_Data section_:
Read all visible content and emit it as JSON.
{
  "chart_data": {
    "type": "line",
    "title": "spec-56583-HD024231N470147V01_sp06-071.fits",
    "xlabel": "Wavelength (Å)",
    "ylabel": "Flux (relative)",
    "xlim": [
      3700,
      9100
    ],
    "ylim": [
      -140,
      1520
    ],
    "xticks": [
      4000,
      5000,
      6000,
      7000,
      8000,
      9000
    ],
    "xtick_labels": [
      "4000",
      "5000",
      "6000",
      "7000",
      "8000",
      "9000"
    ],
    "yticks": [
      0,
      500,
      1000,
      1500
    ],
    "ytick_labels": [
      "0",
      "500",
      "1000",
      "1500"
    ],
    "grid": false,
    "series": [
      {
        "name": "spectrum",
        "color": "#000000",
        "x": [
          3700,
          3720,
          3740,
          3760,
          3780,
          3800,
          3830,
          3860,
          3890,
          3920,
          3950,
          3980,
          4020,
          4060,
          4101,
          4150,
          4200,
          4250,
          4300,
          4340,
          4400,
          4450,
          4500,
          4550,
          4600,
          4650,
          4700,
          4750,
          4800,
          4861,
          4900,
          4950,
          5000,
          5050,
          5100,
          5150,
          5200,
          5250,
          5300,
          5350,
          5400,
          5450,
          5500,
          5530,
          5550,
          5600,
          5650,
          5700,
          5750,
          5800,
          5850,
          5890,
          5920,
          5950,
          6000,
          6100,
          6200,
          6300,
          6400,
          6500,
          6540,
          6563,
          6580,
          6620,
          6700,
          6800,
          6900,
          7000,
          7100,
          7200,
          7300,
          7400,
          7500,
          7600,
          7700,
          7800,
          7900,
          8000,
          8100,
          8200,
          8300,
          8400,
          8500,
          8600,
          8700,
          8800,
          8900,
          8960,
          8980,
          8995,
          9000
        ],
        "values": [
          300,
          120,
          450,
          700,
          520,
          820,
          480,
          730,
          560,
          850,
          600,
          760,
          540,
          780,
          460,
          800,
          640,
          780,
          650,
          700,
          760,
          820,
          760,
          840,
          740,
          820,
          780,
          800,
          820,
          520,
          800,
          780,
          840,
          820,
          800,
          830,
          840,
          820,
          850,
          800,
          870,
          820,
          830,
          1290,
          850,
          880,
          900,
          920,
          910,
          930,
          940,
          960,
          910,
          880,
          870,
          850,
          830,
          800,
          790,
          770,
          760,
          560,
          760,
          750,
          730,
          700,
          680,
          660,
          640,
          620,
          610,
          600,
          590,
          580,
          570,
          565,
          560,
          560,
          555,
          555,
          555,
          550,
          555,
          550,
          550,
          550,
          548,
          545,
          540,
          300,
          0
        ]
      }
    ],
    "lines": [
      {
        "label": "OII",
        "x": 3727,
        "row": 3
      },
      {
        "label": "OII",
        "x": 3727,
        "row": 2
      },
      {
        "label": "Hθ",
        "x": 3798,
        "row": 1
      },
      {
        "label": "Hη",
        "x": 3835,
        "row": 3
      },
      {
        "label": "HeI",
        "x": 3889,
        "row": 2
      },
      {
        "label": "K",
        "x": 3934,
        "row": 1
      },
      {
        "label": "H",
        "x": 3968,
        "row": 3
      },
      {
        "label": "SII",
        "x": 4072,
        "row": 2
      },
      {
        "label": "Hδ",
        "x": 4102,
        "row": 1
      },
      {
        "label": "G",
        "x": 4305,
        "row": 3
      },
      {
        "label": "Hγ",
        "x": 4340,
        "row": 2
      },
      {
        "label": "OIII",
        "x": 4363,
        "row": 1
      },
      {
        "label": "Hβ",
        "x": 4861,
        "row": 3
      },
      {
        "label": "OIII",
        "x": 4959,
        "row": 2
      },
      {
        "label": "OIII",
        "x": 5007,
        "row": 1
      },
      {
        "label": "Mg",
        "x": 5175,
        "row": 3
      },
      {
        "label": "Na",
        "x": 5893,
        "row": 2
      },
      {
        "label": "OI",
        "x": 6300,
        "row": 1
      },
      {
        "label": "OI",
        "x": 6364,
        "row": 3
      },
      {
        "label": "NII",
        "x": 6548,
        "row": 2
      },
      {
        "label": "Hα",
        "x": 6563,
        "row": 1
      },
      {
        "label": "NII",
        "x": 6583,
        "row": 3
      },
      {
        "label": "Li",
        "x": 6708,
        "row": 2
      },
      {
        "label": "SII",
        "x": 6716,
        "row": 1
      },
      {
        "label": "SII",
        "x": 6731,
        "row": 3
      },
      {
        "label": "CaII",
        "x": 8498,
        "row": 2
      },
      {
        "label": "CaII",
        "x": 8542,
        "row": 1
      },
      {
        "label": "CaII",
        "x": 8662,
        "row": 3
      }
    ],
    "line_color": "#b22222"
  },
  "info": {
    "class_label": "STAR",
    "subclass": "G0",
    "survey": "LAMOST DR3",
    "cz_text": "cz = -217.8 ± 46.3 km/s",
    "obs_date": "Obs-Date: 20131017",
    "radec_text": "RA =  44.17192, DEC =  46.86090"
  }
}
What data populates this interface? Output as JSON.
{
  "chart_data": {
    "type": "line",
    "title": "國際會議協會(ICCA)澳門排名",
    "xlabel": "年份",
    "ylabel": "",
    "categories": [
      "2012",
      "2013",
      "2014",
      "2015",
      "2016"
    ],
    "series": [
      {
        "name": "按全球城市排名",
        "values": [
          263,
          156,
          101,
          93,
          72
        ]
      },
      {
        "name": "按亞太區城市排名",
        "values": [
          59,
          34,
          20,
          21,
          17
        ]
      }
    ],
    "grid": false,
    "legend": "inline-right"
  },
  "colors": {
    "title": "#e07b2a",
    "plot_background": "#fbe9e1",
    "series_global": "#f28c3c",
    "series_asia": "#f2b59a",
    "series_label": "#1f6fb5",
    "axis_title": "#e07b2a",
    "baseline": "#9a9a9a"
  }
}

_Exercise objective_: Find the line containing "What data populates", then output it and every line after it to the end of the data, exactly.

_Solution_:
What data populates this interface? Output as JSON.
{
  "chart_data": {
    "type": "line",
    "title": "國際會議協會(ICCA)澳門排名",
    "xlabel": "年份",
    "ylabel": "",
    "categories": [
      "2012",
      "2013",
      "2014",
      "2015",
      "2016"
    ],
    "series": [
      {
        "name": "按全球城市排名",
        "values": [
          263,
          156,
          101,
          93,
          72
        ]
      },
      {
        "name": "按亞太區城市排名",
        "values": [
          59,
          34,
          20,
          21,
          17
        ]
      }
    ],
    "grid": false,
    "legend": "inline-right"
  },
  "colors": {
    "title": "#e07b2a",
    "plot_background": "#fbe9e1",
    "series_global": "#f28c3c",
    "series_asia": "#f2b59a",
    "series_label": "#1f6fb5",
    "axis_title": "#e07b2a",
    "baseline": "#9a9a9a"
  }
}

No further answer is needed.